GIVEN DATA:
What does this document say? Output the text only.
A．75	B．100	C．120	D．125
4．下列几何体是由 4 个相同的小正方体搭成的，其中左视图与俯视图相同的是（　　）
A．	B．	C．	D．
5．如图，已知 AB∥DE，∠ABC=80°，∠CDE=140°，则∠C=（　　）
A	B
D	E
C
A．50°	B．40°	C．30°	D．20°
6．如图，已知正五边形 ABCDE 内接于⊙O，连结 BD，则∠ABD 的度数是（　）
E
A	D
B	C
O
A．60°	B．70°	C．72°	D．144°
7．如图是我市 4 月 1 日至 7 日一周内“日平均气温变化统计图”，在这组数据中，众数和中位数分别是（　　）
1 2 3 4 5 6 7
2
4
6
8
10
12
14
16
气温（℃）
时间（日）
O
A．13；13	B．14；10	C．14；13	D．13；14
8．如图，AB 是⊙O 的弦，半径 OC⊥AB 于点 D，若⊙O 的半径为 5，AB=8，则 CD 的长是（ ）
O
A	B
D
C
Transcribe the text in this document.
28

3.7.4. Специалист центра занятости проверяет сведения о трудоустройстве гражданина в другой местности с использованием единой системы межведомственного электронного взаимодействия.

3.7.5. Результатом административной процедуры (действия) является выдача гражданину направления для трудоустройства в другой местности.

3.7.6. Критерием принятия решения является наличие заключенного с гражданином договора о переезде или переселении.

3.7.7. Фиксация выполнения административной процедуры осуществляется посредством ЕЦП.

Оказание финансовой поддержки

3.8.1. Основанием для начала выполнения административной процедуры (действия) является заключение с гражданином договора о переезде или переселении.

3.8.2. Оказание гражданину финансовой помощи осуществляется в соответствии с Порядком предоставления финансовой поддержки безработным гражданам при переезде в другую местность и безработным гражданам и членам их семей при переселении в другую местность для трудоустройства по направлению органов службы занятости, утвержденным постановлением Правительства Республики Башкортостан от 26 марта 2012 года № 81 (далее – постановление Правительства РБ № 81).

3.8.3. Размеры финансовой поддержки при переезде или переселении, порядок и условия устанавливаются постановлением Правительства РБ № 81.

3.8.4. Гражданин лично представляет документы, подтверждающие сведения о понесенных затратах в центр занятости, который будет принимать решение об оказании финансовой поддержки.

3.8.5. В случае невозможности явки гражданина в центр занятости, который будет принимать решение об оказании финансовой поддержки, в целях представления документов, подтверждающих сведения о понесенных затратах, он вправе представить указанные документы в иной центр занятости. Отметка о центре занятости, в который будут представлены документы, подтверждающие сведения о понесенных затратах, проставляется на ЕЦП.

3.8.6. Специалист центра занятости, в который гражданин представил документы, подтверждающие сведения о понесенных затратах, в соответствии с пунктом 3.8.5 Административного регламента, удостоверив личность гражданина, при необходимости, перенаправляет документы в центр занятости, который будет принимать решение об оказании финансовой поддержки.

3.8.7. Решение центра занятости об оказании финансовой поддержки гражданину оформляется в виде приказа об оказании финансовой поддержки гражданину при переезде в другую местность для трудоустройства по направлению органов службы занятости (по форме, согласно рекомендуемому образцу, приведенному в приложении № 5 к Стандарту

GIVEN EXERCISE:
Give all the entries again exactly; leave none out.

CORRECT OUTPUT:
What does this document say? Output the text only.
A．75	B．100	C．120	D．125
4．下列几何体是由 4 个相同的小正方体搭成的，其中左视图与俯视图相同的是（　　）
A．	B．	C．	D．
5．如图，已知 AB∥DE，∠ABC=80°，∠CDE=140°，则∠C=（　　）
A	B
D	E
C
A．50°	B．40°	C．30°	D．20°
6．如图，已知正五边形 ABCDE 内接于⊙O，连结 BD，则∠ABD 的度数是（　）
E
A	D
B	C
O
A．60°	B．70°	C．72°	D．144°
7．如图是我市 4 月 1 日至 7 日一周内“日平均气温变化统计图”，在这组数据中，众数和中位数分别是（　　）
1 2 3 4 5 6 7
2
4
6
8
10
12
14
16
气温（℃）
时间（日）
O
A．13；13	B．14；10	C．14；13	D．13；14
8．如图，AB 是⊙O 的弦，半径 OC⊥AB 于点 D，若⊙O 的半径为 5，AB=8，则 CD 的长是（ ）
O
A	B
D
C
Transcribe the text in this document.
28

3.7.4. Специалист центра занятости проверяет сведения о трудоустройстве гражданина в другой местности с использованием единой системы межведомственного электронного взаимодействия.

3.7.5. Результатом административной процедуры (действия) является выдача гражданину направления для трудоустройства в другой местности.

3.7.6. Критерием принятия решения является наличие заключенного с гражданином договора о переезде или переселении.

3.7.7. Фиксация выполнения административной процедуры осуществляется посредством ЕЦП.

Оказание финансовой поддержки

3.8.1. Основанием для начала выполнения административной процедуры (действия) является заключение с гражданином договора о переезде или переселении.

3.8.2. Оказание гражданину финансовой помощи осуществляется в соответствии с Порядком предоставления финансовой поддержки безработным гражданам при переезде в другую местность и безработным гражданам и членам их семей при переселении в другую местность для трудоустройства по направлению органов службы занятости, утвержденным постановлением Правительства Республики Башкортостан от 26 марта 2012 года № 81 (далее – постановление Правительства РБ № 81).

3.8.3. Размеры финансовой поддержки при переезде или переселении, порядок и условия устанавливаются постановлением Правительства РБ № 81.

3.8.4. Гражданин лично представляет документы, подтверждающие сведения о понесенных затратах в центр занятости, который будет принимать решение об оказании финансовой поддержки.

3.8.5. В случае невозможности явки гражданина в центр занятости, который будет принимать решение об оказании финансовой поддержки, в целях представления документов, подтверждающих сведения о понесенных затратах, он вправе представить указанные документы в иной центр занятости. Отметка о центре занятости, в который будут представлены документы, подтверждающие сведения о понесенных затратах, проставляется на ЕЦП.

3.8.6. Специалист центра занятости, в который гражданин представил документы, подтверждающие сведения о понесенных затратах, в соответствии с пунктом 3.8.5 Административного регламента, удостоверив личность гражданина, при необходимости, перенаправляет документы в центр занятости, который будет принимать решение об оказании финансовой поддержки.

3.8.7. Решение центра занятости об оказании финансовой поддержки гражданину оформляется в виде приказа об оказании финансовой поддержки гражданину при переезде в другую местность для трудоустройства по направлению органов службы занятости (по форме, согласно рекомендуемому образцу, приведенному в приложении № 5 к Стандарту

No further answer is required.